··· Excerpted passage ···

Rats

Tim Peters (tim@ksr.com)
Thu, 26 Aug 93 05:14:42 -0400

Attached is a drop-in replacement for the rational-arithmetic class
distributed as python/demo/classes/Rat.py. In comparison to that, this
version:

- plugs some holes

- adds support for 0.9.9 features (e.g., a rat can be used as a
dictionary key)

- suffers spurious overflow less often for short-rat operations (and
never for * and / and comparisons)

- runs much faster for long-rat operations

- provides an exact way to convert floats to rationals

- is (or is intended to be <wink>) upward-compatible

- supports the same (but extended) interface (through function Rats.rat)

Irony: When I posted a Dates module, I moaned that automatic coercion
got in the way. While beefing up the Rat module, automatic coercion was
to the contrary a wonderful thing to have, and indeed its lack for + and
* was painful to worm around.

I believe the method for worming around that used below is about as clean
& general an approach as can be crafted in Python today (if you don't see
the problem this is trying to solve, figure out why, e.g., "rat(2,3) -
3.0" and "3.0 - rat(2,3)" both invoke Rat.__coerce__ but do not invoke
Rat.__sub__; then consider that "rat(2,3) + 3.0" will invoke Rat.__add__
(with 3.0 as the second argument) but not Rat.__coerce__, while "3.0 +
rat(2,3)" will invoke Rat.__coerce__ but not Rat.__add__; on the other
hand, 3.0*rat(2,3) and rat(2,3)*3.0 both invoke Rat.__mul__ without going
through Rat.__coerce__ first ... __add__ and __mul__ are different from
all the others, and from each other).

Nevertheless, in both the Dates modules & this one, all the problems
could be worked around, so it's hard to whine too much ...

just-practicing<grin>-ly y'rs - tim

# Rational Numbers
#
# Supplies function `rat' for creating rational-number objects (RNO).
# RNOs support mixed-mode arithmetic (+-*/, pow, unary -), comparisons
# (==, <=, etc), coercion (to float, int, long), and hashing (so an RNO
# can be used as a dictionary key). In Boolean contexts, an RNO is true
# if & only if it's non-zero.
#
# In mixed-mode arithmetic, ints and longs are converted to rationals,
# while rationals are converted to floats. Function `rat' can be used
# explicitly to convert a float to an exact rational equivalent.
#
# Given an RNO r, r is the rational number r.num/r.den. r.den > 0
# always, and r.num and r.den have no non-unit common factor. Along with
# the convention that 0 is represented as 0/1, this implies each
# mathematical rational has a unique representation as an RNO. .num and
# .den are intended to be read-only attributes, so that the module can
# maintain these properties.

···

◆ **Task set**
(a) According to the post on the rational-arithmetic module, when is a rational-number object true in a Boolean context?
(b) Write the next part of the post on the rational-arithmetic module, starting right after its last line.
The item position entries aren't needed for this work.

··· Extracted material ···

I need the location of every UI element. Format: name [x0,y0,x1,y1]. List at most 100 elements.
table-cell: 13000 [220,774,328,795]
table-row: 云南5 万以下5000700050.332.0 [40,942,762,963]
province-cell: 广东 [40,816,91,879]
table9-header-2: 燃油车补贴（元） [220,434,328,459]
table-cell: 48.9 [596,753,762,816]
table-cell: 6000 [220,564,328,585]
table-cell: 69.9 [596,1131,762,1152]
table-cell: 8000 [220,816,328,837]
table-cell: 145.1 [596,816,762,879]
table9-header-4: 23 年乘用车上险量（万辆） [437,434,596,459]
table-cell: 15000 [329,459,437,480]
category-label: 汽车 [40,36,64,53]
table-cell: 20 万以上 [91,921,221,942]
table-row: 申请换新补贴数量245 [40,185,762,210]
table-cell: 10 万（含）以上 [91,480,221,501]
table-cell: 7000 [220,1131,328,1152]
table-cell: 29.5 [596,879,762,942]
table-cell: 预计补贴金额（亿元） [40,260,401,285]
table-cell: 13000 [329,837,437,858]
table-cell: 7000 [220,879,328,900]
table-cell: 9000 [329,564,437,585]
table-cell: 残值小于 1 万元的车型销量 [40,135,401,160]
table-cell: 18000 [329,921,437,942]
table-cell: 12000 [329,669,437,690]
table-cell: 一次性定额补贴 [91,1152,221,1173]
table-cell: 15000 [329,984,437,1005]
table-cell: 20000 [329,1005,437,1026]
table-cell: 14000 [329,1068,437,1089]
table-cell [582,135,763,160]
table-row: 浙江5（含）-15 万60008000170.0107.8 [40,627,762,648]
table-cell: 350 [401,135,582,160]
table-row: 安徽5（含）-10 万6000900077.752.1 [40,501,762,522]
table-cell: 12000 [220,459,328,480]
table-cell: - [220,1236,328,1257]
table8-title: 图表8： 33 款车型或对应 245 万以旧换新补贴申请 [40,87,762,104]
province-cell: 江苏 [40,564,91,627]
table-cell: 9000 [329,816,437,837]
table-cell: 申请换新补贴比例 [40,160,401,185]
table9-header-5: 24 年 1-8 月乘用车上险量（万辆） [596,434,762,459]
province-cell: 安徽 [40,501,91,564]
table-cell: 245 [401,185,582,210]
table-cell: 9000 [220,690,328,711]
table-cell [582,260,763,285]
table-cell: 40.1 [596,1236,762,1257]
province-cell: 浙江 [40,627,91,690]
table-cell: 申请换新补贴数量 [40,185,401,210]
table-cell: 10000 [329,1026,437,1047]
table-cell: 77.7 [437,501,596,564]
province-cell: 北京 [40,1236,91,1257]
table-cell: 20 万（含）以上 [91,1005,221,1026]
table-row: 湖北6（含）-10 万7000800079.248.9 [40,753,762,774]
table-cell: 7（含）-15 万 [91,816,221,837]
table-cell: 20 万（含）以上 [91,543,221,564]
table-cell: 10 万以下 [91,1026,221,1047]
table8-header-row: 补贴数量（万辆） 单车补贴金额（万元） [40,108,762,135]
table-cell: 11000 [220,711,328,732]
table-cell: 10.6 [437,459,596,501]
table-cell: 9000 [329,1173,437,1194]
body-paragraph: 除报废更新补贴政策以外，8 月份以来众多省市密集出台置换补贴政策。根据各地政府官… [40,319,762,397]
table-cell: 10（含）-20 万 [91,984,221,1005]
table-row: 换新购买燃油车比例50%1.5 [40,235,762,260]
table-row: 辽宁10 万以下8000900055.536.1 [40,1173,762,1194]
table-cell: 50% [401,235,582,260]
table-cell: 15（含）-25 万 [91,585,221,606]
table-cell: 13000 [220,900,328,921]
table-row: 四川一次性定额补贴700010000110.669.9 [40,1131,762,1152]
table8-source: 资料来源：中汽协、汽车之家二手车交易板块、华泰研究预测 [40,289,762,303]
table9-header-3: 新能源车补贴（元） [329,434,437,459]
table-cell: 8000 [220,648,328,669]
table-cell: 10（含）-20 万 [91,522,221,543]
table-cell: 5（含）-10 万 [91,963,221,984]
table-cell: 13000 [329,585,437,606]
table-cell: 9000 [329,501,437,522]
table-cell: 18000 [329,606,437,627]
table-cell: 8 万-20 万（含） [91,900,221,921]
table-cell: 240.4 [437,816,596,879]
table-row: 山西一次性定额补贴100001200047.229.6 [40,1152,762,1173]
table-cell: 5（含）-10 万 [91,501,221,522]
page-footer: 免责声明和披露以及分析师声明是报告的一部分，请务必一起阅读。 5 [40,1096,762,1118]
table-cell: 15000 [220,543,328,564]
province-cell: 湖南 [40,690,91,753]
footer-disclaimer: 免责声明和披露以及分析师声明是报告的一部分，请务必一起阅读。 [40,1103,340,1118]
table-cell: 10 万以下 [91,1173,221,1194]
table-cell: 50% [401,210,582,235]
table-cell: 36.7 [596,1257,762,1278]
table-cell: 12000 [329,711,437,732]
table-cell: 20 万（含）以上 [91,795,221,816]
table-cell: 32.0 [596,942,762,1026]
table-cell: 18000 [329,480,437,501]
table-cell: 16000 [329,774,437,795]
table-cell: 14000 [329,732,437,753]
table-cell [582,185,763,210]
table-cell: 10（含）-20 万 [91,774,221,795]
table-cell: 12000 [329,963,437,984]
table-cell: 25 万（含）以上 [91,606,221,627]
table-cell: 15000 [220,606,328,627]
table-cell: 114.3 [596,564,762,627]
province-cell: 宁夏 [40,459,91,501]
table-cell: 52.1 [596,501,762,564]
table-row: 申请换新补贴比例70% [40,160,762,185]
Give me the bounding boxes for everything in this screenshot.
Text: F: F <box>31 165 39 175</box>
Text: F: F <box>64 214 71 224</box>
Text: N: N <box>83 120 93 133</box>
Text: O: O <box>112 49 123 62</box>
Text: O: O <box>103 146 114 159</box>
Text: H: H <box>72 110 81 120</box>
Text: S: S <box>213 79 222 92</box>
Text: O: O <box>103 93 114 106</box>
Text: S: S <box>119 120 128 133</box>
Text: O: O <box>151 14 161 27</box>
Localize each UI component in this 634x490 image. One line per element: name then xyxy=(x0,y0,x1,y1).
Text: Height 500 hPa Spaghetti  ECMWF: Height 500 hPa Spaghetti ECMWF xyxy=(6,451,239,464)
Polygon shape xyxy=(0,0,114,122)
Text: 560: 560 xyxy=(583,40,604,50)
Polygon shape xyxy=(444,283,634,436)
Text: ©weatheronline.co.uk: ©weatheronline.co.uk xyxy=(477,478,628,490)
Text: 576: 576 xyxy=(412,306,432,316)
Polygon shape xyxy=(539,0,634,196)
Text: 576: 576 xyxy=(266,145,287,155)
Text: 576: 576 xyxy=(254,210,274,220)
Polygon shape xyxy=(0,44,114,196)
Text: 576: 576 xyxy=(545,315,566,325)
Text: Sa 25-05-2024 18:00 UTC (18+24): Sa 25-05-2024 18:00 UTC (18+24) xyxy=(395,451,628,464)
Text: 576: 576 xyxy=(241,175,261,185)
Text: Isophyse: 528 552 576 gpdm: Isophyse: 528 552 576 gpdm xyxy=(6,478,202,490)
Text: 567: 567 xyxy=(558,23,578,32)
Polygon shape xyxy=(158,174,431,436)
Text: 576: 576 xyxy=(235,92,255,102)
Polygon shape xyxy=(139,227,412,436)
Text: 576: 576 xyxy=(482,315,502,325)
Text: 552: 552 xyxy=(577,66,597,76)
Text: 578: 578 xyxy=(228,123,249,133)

···

◆ **Final answers**
(a) It is true if and only if it is non-zero.

(b)
#
# RNOs come in two flavors: short rats and long rats. The difference is
# solely whether .num and .den are Python integers or long integers.
# Short rats will in general run substantially faster, but this is of
# limited utility since the size of numerators & denominators tends to
# blow up quickly during a chain of rational operations. In addition,
# except for comparisons, an operation on short rats may raise an
# overflow exception during an intermediate calculation, even if the
# final result would be representable as a short rat. The author
# recommends not using short rats at all unless you know exactly what
# you're doing.
#
# Function rat accepts these arguments:
# rat(long a) returns long rat equal to a
# rat(int a) returns short rat equal to a
#
# rat(long a,long b) returns long rat equal to a/b
# rat(long a, int b) returns long rat equal to a/b
# rat( int a,long b) returns long rat equal to a/b
# rat( int a, int b) returns short rat equal to a/b
#
# rat(float x) returns long rat a/b exactly equal to x;
# if x is bizarre (e.g., NaN or infinity on an IEEE
# machine), the result is undefined
#
#
# SOME INTERNAL DETAILS
#
# The algorithms are obvious, or adapted from Knuth Volume 2. The
# slowest part of a rational implementation is gcd calculations, so the
# operations are coded "cleverly" to avoid gcd whenever possible, and--
# when gcd can't be avoided --to minimize the size of the operands passed
# to gcd.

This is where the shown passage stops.